*EXERCISE INSTRUCTIONS*
Print the entire listing. Each line must match the original exactly.

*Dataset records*

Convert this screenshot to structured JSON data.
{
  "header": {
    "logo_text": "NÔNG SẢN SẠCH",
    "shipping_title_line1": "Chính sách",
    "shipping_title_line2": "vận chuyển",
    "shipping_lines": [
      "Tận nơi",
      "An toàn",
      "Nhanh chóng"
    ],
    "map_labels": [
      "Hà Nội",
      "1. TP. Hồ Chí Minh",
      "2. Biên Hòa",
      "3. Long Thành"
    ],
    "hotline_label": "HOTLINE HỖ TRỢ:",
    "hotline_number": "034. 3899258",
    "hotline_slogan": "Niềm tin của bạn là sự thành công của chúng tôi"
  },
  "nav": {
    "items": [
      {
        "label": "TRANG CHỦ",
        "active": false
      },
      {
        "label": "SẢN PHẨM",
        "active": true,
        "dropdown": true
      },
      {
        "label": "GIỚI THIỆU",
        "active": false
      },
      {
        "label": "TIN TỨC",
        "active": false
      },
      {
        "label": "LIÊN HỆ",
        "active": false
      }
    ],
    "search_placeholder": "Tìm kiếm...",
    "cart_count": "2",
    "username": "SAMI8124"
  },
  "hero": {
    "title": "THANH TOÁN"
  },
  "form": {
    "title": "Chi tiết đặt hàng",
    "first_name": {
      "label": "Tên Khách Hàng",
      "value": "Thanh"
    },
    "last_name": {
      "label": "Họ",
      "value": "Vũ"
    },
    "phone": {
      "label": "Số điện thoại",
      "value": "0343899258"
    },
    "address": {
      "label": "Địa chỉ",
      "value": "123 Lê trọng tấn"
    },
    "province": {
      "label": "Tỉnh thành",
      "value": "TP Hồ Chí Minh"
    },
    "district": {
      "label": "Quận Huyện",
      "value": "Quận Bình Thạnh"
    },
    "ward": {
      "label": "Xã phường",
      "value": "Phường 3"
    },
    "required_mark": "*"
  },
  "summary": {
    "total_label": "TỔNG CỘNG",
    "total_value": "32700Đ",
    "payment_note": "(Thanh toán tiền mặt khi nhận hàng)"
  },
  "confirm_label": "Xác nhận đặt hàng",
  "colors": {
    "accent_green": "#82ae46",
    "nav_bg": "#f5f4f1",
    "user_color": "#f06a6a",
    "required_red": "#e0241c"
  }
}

*SOLUTION TO THE EXERCISE*
Convert this screenshot to structured JSON data.
{
  "header": {
    "logo_text": "NÔNG SẢN SẠCH",
    "shipping_title_line1": "Chính sách",
    "shipping_title_line2": "vận chuyển",
    "shipping_lines": [
      "Tận nơi",
      "An toàn",
      "Nhanh chóng"
    ],
    "map_labels": [
      "Hà Nội",
      "1. TP. Hồ Chí Minh",
      "2. Biên Hòa",
      "3. Long Thành"
    ],
    "hotline_label": "HOTLINE HỖ TRỢ:",
    "hotline_number": "034. 3899258",
    "hotline_slogan": "Niềm tin của bạn là sự thành công của chúng tôi"
  },
  "nav": {
    "items": [
      {
        "label": "TRANG CHỦ",
        "active": false
      },
      {
        "label": "SẢN PHẨM",
        "active": true,
        "dropdown": true
      },
      {
        "label": "GIỚI THIỆU",
        "active": false
      },
      {
        "label": "TIN TỨC",
        "active": false
      },
      {
        "label": "LIÊN HỆ",
        "active": false
      }
    ],
    "search_placeholder": "Tìm kiếm...",
    "cart_count": "2",
    "username": "SAMI8124"
  },
  "hero": {
    "title": "THANH TOÁN"
  },
  "form": {
    "title": "Chi tiết đặt hàng",
    "first_name": {
      "label": "Tên Khách Hàng",
      "value": "Thanh"
    },
    "last_name": {
      "label": "Họ",
      "value": "Vũ"
    },
    "phone": {
      "label": "Số điện thoại",
      "value": "0343899258"
    },
    "address": {
      "label": "Địa chỉ",
      "value": "123 Lê trọng tấn"
    },
    "province": {
      "label": "Tỉnh thành",
      "value": "TP Hồ Chí Minh"
    },
    "district": {
      "label": "Quận Huyện",
      "value": "Quận Bình Thạnh"
    },
    "ward": {
      "label": "Xã phường",
      "value": "Phường 3"
    },
    "required_mark": "*"
  },
  "summary": {
    "total_label": "TỔNG CỘNG",
    "total_value": "32700Đ",
    "payment_note": "(Thanh toán tiền mặt khi nhận hàng)"
  },
  "confirm_label": "Xác nhận đặt hàng",
  "colors": {
    "accent_green": "#82ae46",
    "nav_bg": "#f5f4f1",
    "user_color": "#f06a6a",
    "required_red": "#e0241c"
  }
}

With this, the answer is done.